-- start of LISTED RECORDS --

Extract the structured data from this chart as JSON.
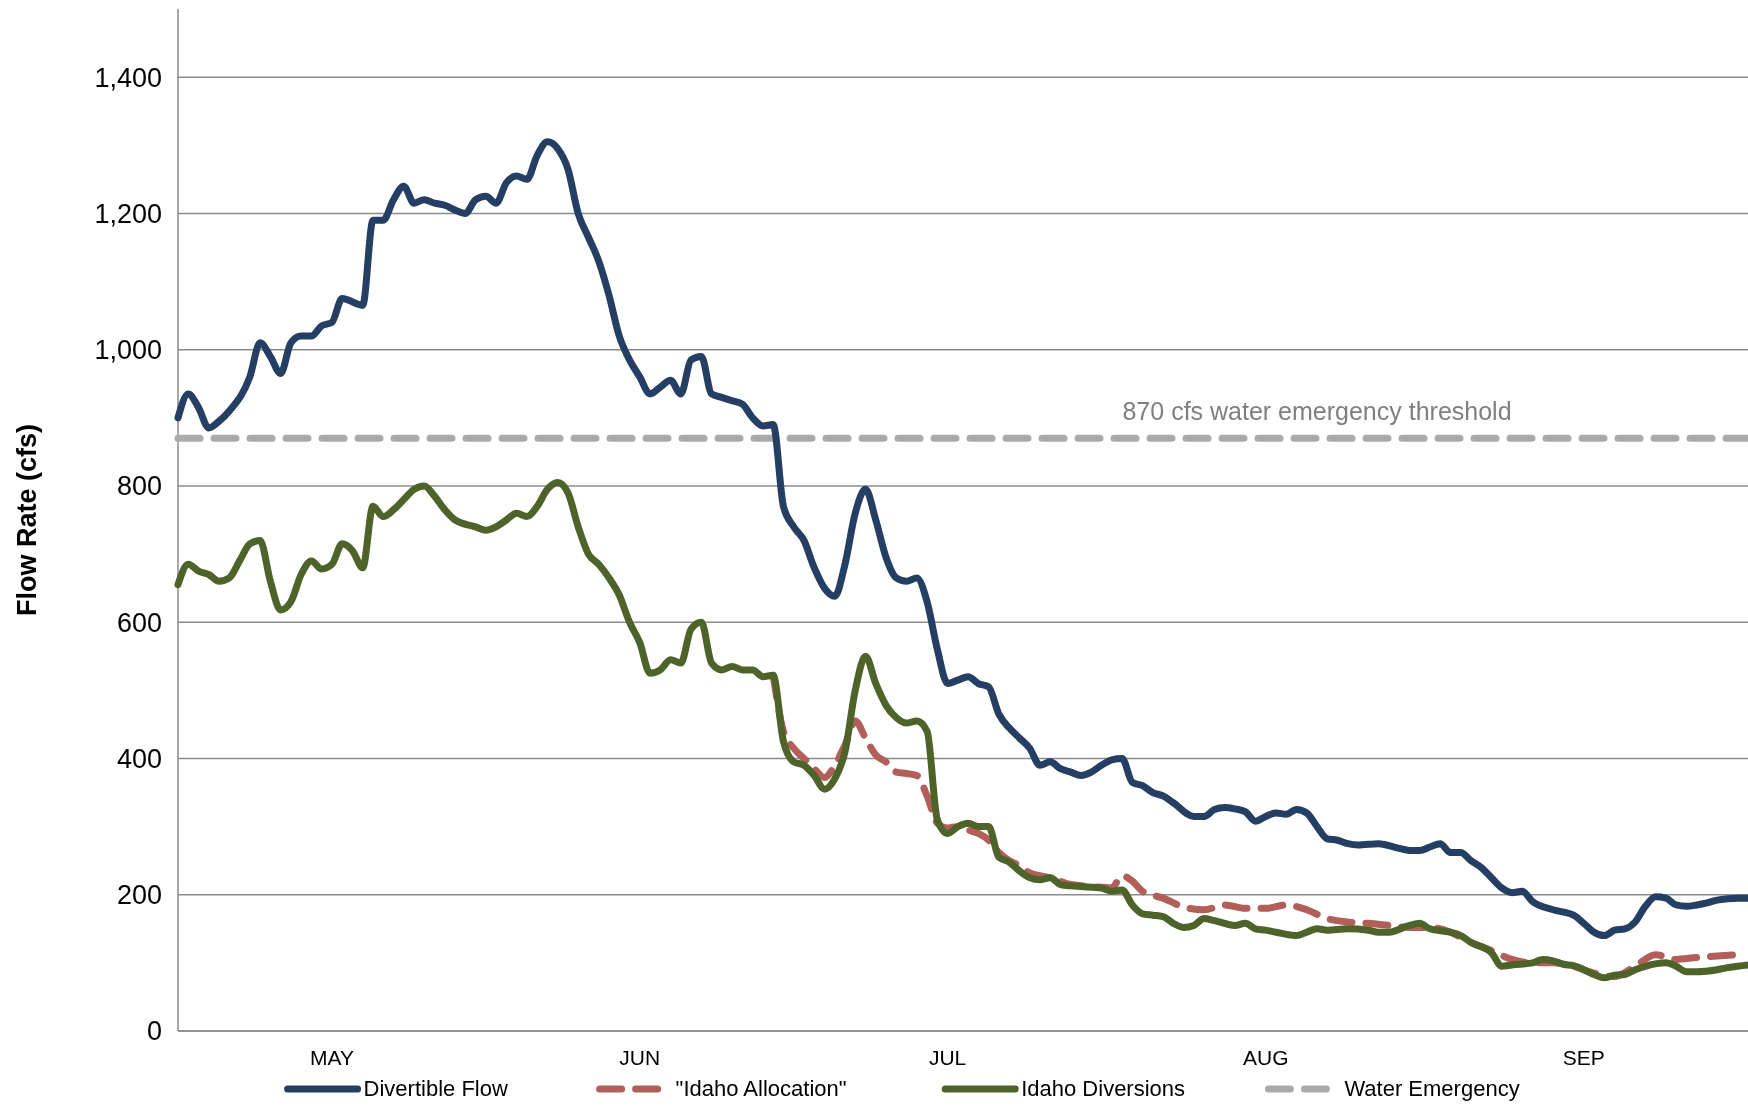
{
  "chart_data": {
    "type": "line",
    "ylabel": "Flow Rate (cfs)",
    "xlim": [
      "--05-01",
      "--10-01"
    ],
    "xticks": [
      {
        "value": "--05-16",
        "label": "MAY"
      },
      {
        "value": "--06-15",
        "label": "JUN"
      },
      {
        "value": "--07-15",
        "label": "JUL"
      },
      {
        "value": "--08-15",
        "label": "AUG"
      },
      {
        "value": "--09-15",
        "label": "SEP"
      }
    ],
    "ylim": [
      0,
      1500
    ],
    "yticks": [
      {
        "value": 0,
        "label": "0"
      },
      {
        "value": 200,
        "label": "200"
      },
      {
        "value": 400,
        "label": "400"
      },
      {
        "value": 600,
        "label": "600"
      },
      {
        "value": 800,
        "label": "800"
      },
      {
        "value": 1000,
        "label": "1,000"
      },
      {
        "value": 1200,
        "label": "1,200"
      },
      {
        "value": 1400,
        "label": "1,400"
      }
    ],
    "grid": "y",
    "legend": "bottom",
    "marker": "none",
    "annotations": [
      {
        "text": "870 cfs water emergency threshold",
        "x": "--08-20",
        "y": 870
      }
    ],
    "series": [
      {
        "name": "Divertible Flow",
        "color": "#243f63",
        "line_style": "solid",
        "x": [
          "--05-01",
          "--05-02",
          "--05-03",
          "--05-04",
          "--05-05",
          "--05-06",
          "--05-08",
          "--05-09",
          "--05-10",
          "--05-11",
          "--05-12",
          "--05-13",
          "--05-14",
          "--05-15",
          "--05-16",
          "--05-17",
          "--05-19",
          "--05-20",
          "--05-21",
          "--05-22",
          "--05-23",
          "--05-24",
          "--05-25",
          "--05-26",
          "--05-27",
          "--05-28",
          "--05-29",
          "--05-30",
          "--05-31",
          "--06-01",
          "--06-02",
          "--06-03",
          "--06-04",
          "--06-05",
          "--06-06",
          "--06-07",
          "--06-08",
          "--06-09",
          "--06-10",
          "--06-11",
          "--06-12",
          "--06-13",
          "--06-14",
          "--06-15",
          "--06-16",
          "--06-17",
          "--06-18",
          "--06-19",
          "--06-20",
          "--06-21",
          "--06-22",
          "--06-23",
          "--06-24",
          "--06-25",
          "--06-26",
          "--06-27",
          "--06-28",
          "--06-29",
          "--06-30",
          "--07-01",
          "--07-02",
          "--07-03",
          "--07-04",
          "--07-05",
          "--07-06",
          "--07-07",
          "--07-08",
          "--07-09",
          "--07-10",
          "--07-11",
          "--07-12",
          "--07-13",
          "--07-14",
          "--07-15",
          "--07-16",
          "--07-17",
          "--07-18",
          "--07-19",
          "--07-20",
          "--07-21",
          "--07-22",
          "--07-23",
          "--07-24",
          "--07-25",
          "--07-26",
          "--07-27",
          "--07-28",
          "--07-29",
          "--07-30",
          "--07-31",
          "--08-01",
          "--08-02",
          "--08-03",
          "--08-04",
          "--08-05",
          "--08-06",
          "--08-08",
          "--08-09",
          "--08-10",
          "--08-11",
          "--08-12",
          "--08-13",
          "--08-14",
          "--08-15",
          "--08-16",
          "--08-17",
          "--08-18",
          "--08-19",
          "--08-20",
          "--08-21",
          "--08-22",
          "--08-23",
          "--08-24",
          "--08-26",
          "--08-28",
          "--08-29",
          "--08-30",
          "--08-31",
          "--09-01",
          "--09-02",
          "--09-03",
          "--09-04",
          "--09-05",
          "--09-06",
          "--09-07",
          "--09-08",
          "--09-09",
          "--09-10",
          "--09-12",
          "--09-14",
          "--09-15",
          "--09-16",
          "--09-17",
          "--09-18",
          "--09-19",
          "--09-20",
          "--09-21",
          "--09-22",
          "--09-23",
          "--09-24",
          "--09-25",
          "--09-26",
          "--09-27",
          "--09-28",
          "--09-29",
          "--09-30",
          "--10-01"
        ],
        "values": [
          900,
          935,
          915,
          885,
          895,
          910,
          960,
          1010,
          990,
          965,
          1010,
          1020,
          1020,
          1035,
          1040,
          1075,
          1065,
          1190,
          1190,
          1220,
          1240,
          1215,
          1220,
          1215,
          1212,
          1205,
          1200,
          1220,
          1225,
          1215,
          1245,
          1255,
          1250,
          1285,
          1305,
          1295,
          1265,
          1200,
          1165,
          1130,
          1080,
          1020,
          985,
          960,
          935,
          945,
          955,
          935,
          985,
          990,
          935,
          930,
          925,
          920,
          900,
          888,
          890,
          770,
          740,
          720,
          680,
          650,
          638,
          685,
          760,
          795,
          750,
          695,
          665,
          660,
          665,
          630,
          560,
          510,
          515,
          520,
          510,
          505,
          465,
          445,
          430,
          415,
          390,
          395,
          385,
          380,
          375,
          380,
          390,
          398,
          400,
          365,
          360,
          350,
          345,
          335,
          315,
          315,
          325,
          328,
          326,
          322,
          308,
          315,
          320,
          318,
          325,
          320,
          300,
          282,
          280,
          275,
          273,
          275,
          268,
          265,
          265,
          270,
          275,
          262,
          262,
          250,
          240,
          225,
          210,
          203,
          205,
          190,
          178,
          170,
          158,
          145,
          140,
          148,
          150,
          160,
          183,
          197,
          195,
          185,
          183,
          185,
          188,
          192,
          194,
          195,
          195
        ]
      },
      {
        "name": "\"Idaho Allocation\"",
        "color": "#b25f5a",
        "line_style": "dashed",
        "x": [
          "--06-28",
          "--06-29",
          "--06-30",
          "--07-01",
          "--07-02",
          "--07-03",
          "--07-04",
          "--07-05",
          "--07-06",
          "--07-07",
          "--07-08",
          "--07-09",
          "--07-10",
          "--07-11",
          "--07-12",
          "--07-13",
          "--07-14",
          "--07-15",
          "--07-16",
          "--07-17",
          "--07-18",
          "--07-19",
          "--07-20",
          "--07-21",
          "--07-22",
          "--07-23",
          "--07-24",
          "--07-25",
          "--07-27",
          "--07-29",
          "--07-31",
          "--08-01",
          "--08-02",
          "--08-03",
          "--08-05",
          "--08-07",
          "--08-09",
          "--08-11",
          "--08-13",
          "--08-15",
          "--08-17",
          "--08-19",
          "--08-21",
          "--08-23",
          "--08-25",
          "--08-27",
          "--08-29",
          "--08-31",
          "--09-02",
          "--09-04",
          "--09-06",
          "--09-08",
          "--09-10",
          "--09-12",
          "--09-14",
          "--09-16",
          "--09-18",
          "--09-20",
          "--09-22",
          "--09-24",
          "--09-26",
          "--09-28",
          "--09-30"
        ],
        "values": [
          522,
          440,
          415,
          400,
          385,
          372,
          390,
          420,
          455,
          430,
          405,
          395,
          380,
          378,
          375,
          345,
          305,
          298,
          300,
          295,
          290,
          280,
          262,
          250,
          243,
          232,
          228,
          225,
          215,
          212,
          210,
          228,
          220,
          205,
          195,
          182,
          178,
          185,
          180,
          180,
          185,
          178,
          165,
          160,
          158,
          155,
          152,
          152,
          145,
          130,
          118,
          105,
          100,
          100,
          95,
          85,
          80,
          95,
          112,
          105,
          108,
          110,
          112
        ]
      },
      {
        "name": "Idaho Diversions",
        "color": "#4e6329",
        "line_style": "solid",
        "x": [
          "--05-01",
          "--05-02",
          "--05-03",
          "--05-04",
          "--05-05",
          "--05-06",
          "--05-07",
          "--05-08",
          "--05-09",
          "--05-10",
          "--05-11",
          "--05-12",
          "--05-13",
          "--05-14",
          "--05-15",
          "--05-16",
          "--05-17",
          "--05-18",
          "--05-19",
          "--05-20",
          "--05-21",
          "--05-22",
          "--05-23",
          "--05-24",
          "--05-25",
          "--05-26",
          "--05-27",
          "--05-28",
          "--05-30",
          "--05-31",
          "--06-01",
          "--06-02",
          "--06-03",
          "--06-04",
          "--06-05",
          "--06-06",
          "--06-07",
          "--06-08",
          "--06-09",
          "--06-10",
          "--06-11",
          "--06-12",
          "--06-13",
          "--06-14",
          "--06-15",
          "--06-16",
          "--06-17",
          "--06-18",
          "--06-19",
          "--06-20",
          "--06-21",
          "--06-22",
          "--06-23",
          "--06-24",
          "--06-25",
          "--06-26",
          "--06-27",
          "--06-28",
          "--06-29",
          "--06-30",
          "--07-01",
          "--07-02",
          "--07-03",
          "--07-04",
          "--07-05",
          "--07-06",
          "--07-07",
          "--07-08",
          "--07-09",
          "--07-10",
          "--07-11",
          "--07-12",
          "--07-13",
          "--07-14",
          "--07-15",
          "--07-16",
          "--07-17",
          "--07-18",
          "--07-19",
          "--07-20",
          "--07-21",
          "--07-22",
          "--07-23",
          "--07-24",
          "--07-25",
          "--07-26",
          "--07-27",
          "--07-28",
          "--07-30",
          "--07-31",
          "--08-01",
          "--08-02",
          "--08-03",
          "--08-04",
          "--08-05",
          "--08-06",
          "--08-07",
          "--08-08",
          "--08-09",
          "--08-10",
          "--08-12",
          "--08-13",
          "--08-14",
          "--08-15",
          "--08-16",
          "--08-18",
          "--08-19",
          "--08-20",
          "--08-21",
          "--08-23",
          "--08-25",
          "--08-26",
          "--08-27",
          "--08-29",
          "--08-30",
          "--08-31",
          "--09-02",
          "--09-03",
          "--09-04",
          "--09-06",
          "--09-07",
          "--09-08",
          "--09-10",
          "--09-11",
          "--09-12",
          "--09-13",
          "--09-14",
          "--09-16",
          "--09-17",
          "--09-18",
          "--09-19",
          "--09-20",
          "--09-21",
          "--09-23",
          "--09-24",
          "--09-25",
          "--09-26",
          "--09-28",
          "--09-29",
          "--09-30",
          "--10-01"
        ],
        "values": [
          655,
          685,
          675,
          670,
          660,
          665,
          690,
          715,
          720,
          660,
          618,
          630,
          670,
          690,
          678,
          685,
          715,
          705,
          680,
          770,
          755,
          765,
          780,
          795,
          800,
          785,
          765,
          750,
          740,
          735,
          740,
          750,
          760,
          755,
          770,
          795,
          805,
          790,
          740,
          700,
          685,
          665,
          640,
          600,
          570,
          525,
          530,
          545,
          540,
          590,
          600,
          540,
          530,
          535,
          530,
          530,
          520,
          522,
          425,
          395,
          390,
          375,
          355,
          370,
          410,
          500,
          550,
          510,
          478,
          460,
          452,
          455,
          440,
          310,
          290,
          300,
          305,
          300,
          300,
          255,
          248,
          235,
          225,
          222,
          225,
          215,
          213,
          212,
          210,
          205,
          207,
          185,
          172,
          170,
          168,
          158,
          152,
          155,
          165,
          162,
          155,
          158,
          150,
          148,
          145,
          140,
          145,
          150,
          148,
          150,
          148,
          145,
          145,
          155,
          158,
          150,
          145,
          140,
          130,
          115,
          95,
          97,
          100,
          105,
          103,
          98,
          96,
          83,
          78,
          82,
          83,
          90,
          95,
          100,
          95,
          87,
          87,
          90,
          93,
          95,
          97
        ]
      },
      {
        "name": "Water Emergency",
        "color": "#aaaaaa",
        "line_style": "dashed",
        "x": [
          "--05-01",
          "--10-01"
        ],
        "values": [
          870,
          870
        ]
      }
    ]
  }
}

-- end of LISTED RECORDS --

GIVEN INSTRUCTION => Copy down every line of the material above that includes the string "color".

THE COMPLETED TASK =>
        "color": "#243f63",
        "color": "#b25f5a",
        "color": "#4e6329",
        "color": "#aaaaaa",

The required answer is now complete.